Find and return each line containing "六事联动".

* Excerpt from a dataset
= = = = =

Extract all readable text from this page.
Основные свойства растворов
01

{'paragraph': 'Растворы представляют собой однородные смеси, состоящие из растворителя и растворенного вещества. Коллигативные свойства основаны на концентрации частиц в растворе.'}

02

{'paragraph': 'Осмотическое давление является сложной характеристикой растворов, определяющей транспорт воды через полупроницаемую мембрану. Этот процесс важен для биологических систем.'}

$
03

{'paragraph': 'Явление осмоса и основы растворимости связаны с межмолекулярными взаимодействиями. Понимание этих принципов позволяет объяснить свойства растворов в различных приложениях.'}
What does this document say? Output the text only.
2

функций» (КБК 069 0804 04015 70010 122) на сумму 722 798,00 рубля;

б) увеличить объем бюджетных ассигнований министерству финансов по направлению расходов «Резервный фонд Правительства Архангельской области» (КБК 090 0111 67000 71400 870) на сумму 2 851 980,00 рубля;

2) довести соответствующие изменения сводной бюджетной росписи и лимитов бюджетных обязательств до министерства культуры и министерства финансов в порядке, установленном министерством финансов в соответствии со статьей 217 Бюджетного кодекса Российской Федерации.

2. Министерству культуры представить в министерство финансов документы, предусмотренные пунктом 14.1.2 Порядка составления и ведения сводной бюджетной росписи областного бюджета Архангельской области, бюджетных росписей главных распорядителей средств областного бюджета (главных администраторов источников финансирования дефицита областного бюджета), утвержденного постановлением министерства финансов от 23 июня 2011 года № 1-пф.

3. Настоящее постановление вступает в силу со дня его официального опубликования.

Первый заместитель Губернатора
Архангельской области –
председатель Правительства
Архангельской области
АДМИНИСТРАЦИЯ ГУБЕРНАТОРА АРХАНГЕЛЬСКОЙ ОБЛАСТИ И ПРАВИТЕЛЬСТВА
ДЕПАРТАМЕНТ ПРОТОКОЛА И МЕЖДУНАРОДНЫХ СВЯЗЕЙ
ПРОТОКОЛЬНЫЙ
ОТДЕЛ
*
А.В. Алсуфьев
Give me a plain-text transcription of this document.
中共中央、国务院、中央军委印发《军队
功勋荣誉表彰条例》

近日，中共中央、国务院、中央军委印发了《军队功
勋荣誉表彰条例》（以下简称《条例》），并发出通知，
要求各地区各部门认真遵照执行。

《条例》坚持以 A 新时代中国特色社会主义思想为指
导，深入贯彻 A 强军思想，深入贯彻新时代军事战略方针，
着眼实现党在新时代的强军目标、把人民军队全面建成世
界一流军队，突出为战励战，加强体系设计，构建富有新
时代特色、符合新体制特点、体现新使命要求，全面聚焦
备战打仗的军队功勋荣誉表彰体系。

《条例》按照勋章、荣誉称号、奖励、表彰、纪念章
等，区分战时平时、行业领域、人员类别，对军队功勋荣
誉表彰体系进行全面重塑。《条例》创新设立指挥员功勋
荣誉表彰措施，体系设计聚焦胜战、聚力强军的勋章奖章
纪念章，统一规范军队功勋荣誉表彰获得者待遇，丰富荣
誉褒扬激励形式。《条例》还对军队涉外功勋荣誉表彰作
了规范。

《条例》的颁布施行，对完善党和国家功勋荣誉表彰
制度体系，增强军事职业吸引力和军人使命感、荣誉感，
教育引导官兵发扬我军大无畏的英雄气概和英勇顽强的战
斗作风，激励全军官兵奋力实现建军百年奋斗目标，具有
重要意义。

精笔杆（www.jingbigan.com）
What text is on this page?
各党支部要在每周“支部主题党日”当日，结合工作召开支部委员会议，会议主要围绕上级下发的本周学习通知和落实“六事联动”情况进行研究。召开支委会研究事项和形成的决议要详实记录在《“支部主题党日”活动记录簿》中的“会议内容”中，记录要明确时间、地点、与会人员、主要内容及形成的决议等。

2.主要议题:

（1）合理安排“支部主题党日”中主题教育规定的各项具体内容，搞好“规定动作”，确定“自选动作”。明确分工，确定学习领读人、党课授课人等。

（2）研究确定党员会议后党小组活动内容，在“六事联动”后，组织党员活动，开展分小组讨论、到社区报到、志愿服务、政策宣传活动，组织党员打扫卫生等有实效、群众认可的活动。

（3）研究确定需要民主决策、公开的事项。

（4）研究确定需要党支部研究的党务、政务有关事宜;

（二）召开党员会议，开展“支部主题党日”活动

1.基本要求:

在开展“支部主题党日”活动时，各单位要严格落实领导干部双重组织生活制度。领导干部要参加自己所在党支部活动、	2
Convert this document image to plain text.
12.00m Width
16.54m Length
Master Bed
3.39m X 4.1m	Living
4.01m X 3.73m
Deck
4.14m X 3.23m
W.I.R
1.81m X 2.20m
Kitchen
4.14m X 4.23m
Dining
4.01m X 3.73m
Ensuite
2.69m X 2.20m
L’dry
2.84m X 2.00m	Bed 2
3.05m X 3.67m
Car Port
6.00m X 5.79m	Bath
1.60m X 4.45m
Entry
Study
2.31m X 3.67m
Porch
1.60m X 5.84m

= = = = =

* Completed exercise
各党支部要在每周“支部主题党日”当日，结合工作召开支部委员会议，会议主要围绕上级下发的本周学习通知和落实“六事联动”情况进行研究。召开支委会研究事项和形成的决议要详实记录在《“支部主题党日”活动记录簿》中的“会议内容”中，记录要明确时间、地点、与会人员、主要内容及形成的决议等。
（2）研究确定党员会议后党小组活动内容，在“六事联动”后，组织党员活动，开展分小组讨论、到社区报到、志愿服务、政策宣传活动，组织党员打扫卫生等有实效、群众认可的活动。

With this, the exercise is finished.